— Task data —
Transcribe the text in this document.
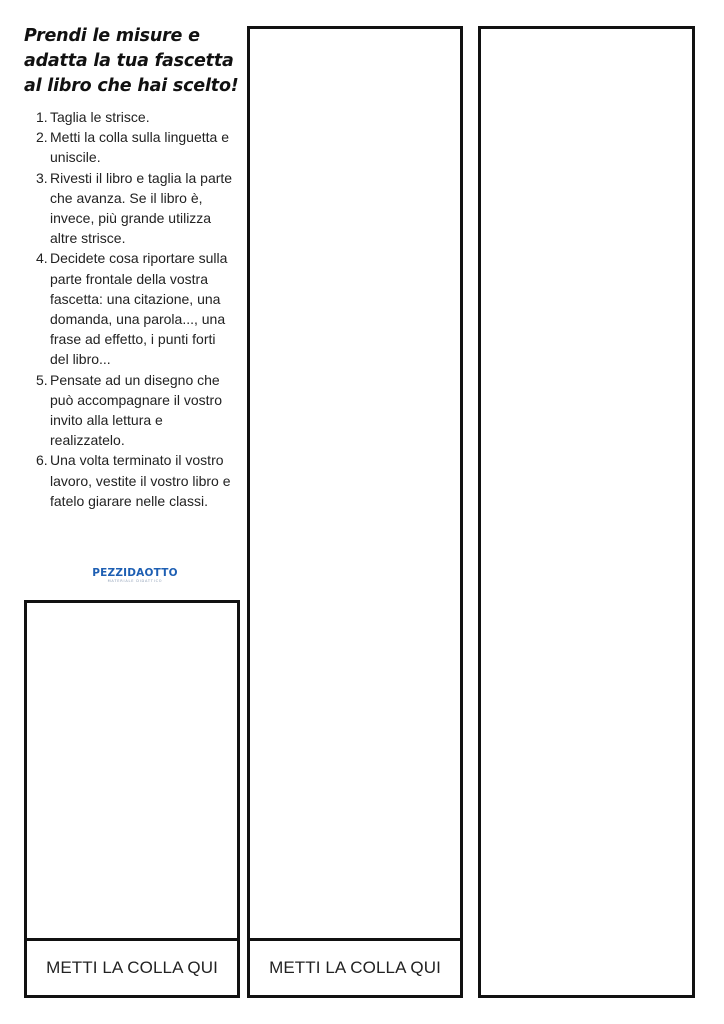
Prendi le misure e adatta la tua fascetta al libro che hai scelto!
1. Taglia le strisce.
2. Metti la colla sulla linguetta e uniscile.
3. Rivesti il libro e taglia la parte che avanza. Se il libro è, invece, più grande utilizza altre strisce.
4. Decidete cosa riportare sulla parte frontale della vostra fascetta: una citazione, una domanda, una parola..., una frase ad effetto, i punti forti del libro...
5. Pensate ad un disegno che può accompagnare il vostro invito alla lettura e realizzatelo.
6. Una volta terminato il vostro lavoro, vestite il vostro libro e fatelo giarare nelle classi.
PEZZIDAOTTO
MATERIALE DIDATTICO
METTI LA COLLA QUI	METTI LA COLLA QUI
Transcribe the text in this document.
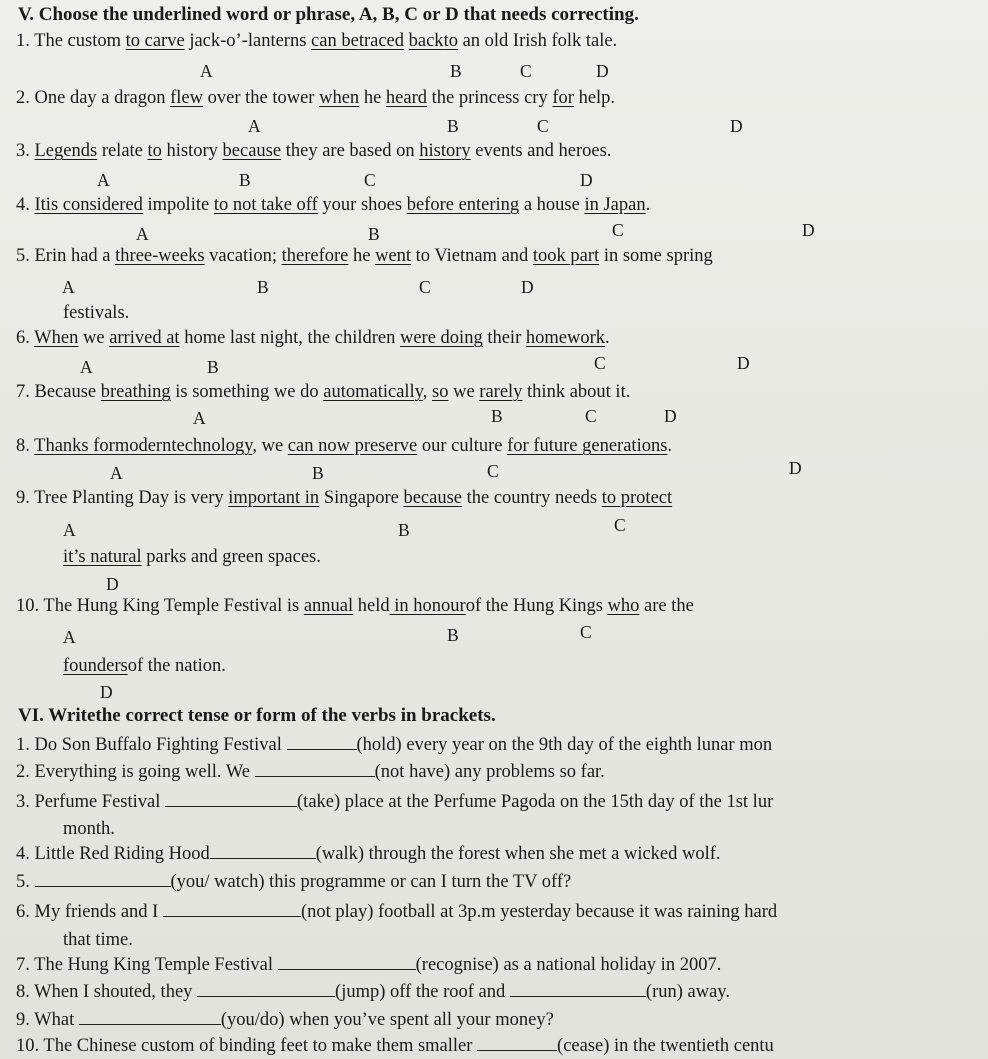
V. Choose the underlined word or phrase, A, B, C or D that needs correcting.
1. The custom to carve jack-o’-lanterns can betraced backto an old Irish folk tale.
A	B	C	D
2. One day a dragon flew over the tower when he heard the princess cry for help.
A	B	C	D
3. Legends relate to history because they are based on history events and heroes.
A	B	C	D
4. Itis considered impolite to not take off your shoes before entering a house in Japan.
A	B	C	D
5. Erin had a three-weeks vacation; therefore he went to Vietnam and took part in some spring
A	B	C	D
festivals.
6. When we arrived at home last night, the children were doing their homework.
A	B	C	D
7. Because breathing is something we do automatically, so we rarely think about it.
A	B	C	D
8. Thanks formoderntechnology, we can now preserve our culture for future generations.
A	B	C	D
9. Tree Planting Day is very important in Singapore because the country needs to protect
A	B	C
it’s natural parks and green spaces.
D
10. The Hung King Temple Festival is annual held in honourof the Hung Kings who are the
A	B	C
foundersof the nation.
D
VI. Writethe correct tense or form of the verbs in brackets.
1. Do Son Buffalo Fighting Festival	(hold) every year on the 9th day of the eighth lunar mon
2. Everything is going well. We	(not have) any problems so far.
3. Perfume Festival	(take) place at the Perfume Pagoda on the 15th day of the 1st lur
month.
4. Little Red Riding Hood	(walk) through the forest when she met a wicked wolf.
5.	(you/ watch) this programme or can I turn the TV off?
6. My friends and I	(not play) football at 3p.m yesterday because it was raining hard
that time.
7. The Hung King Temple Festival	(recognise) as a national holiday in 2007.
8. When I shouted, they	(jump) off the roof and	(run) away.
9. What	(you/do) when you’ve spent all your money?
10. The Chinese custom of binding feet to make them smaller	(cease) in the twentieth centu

— Exercise task —
Write the listing out a second time exactly, dropping all images.

— Reply —
Transcribe the text in this document.
Prendi le misure e adatta la tua fascetta al libro che hai scelto!
1. Taglia le strisce.
2. Metti la colla sulla linguetta e uniscile.
3. Rivesti il libro e taglia la parte che avanza. Se il libro è, invece, più grande utilizza altre strisce.
4. Decidete cosa riportare sulla parte frontale della vostra fascetta: una citazione, una domanda, una parola..., una frase ad effetto, i punti forti del libro...
5. Pensate ad un disegno che può accompagnare il vostro invito alla lettura e realizzatelo.
6. Una volta terminato il vostro lavoro, vestite il vostro libro e fatelo giarare nelle classi.
PEZZIDAOTTO
MATERIALE DIDATTICO
METTI LA COLLA QUI	METTI LA COLLA QUI
Transcribe the text in this document.
V. Choose the underlined word or phrase, A, B, C or D that needs correcting.
1. The custom to carve jack-o’-lanterns can betraced backto an old Irish folk tale.
A	B	C	D
2. One day a dragon flew over the tower when he heard the princess cry for help.
A	B	C	D
3. Legends relate to history because they are based on history events and heroes.
A	B	C	D
4. Itis considered impolite to not take off your shoes before entering a house in Japan.
A	B	C	D
5. Erin had a three-weeks vacation; therefore he went to Vietnam and took part in some spring
A	B	C	D
festivals.
6. When we arrived at home last night, the children were doing their homework.
A	B	C	D
7. Because breathing is something we do automatically, so we rarely think about it.
A	B	C	D
8. Thanks formoderntechnology, we can now preserve our culture for future generations.
A	B	C	D
9. Tree Planting Day is very important in Singapore because the country needs to protect
A	B	C
it’s natural parks and green spaces.
D
10. The Hung King Temple Festival is annual held in honourof the Hung Kings who are the
A	B	C
foundersof the nation.
D
VI. Writethe correct tense or form of the verbs in brackets.
1. Do Son Buffalo Fighting Festival	(hold) every year on the 9th day of the eighth lunar mon
2. Everything is going well. We	(not have) any problems so far.
3. Perfume Festival	(take) place at the Perfume Pagoda on the 15th day of the 1st lur
month.
4. Little Red Riding Hood	(walk) through the forest when she met a wicked wolf.
5.	(you/ watch) this programme or can I turn the TV off?
6. My friends and I	(not play) football at 3p.m yesterday because it was raining hard
that time.
7. The Hung King Temple Festival	(recognise) as a national holiday in 2007.
8. When I shouted, they	(jump) off the roof and	(run) away.
9. What	(you/do) when you’ve spent all your money?
10. The Chinese custom of binding feet to make them smaller	(cease) in the twentieth centu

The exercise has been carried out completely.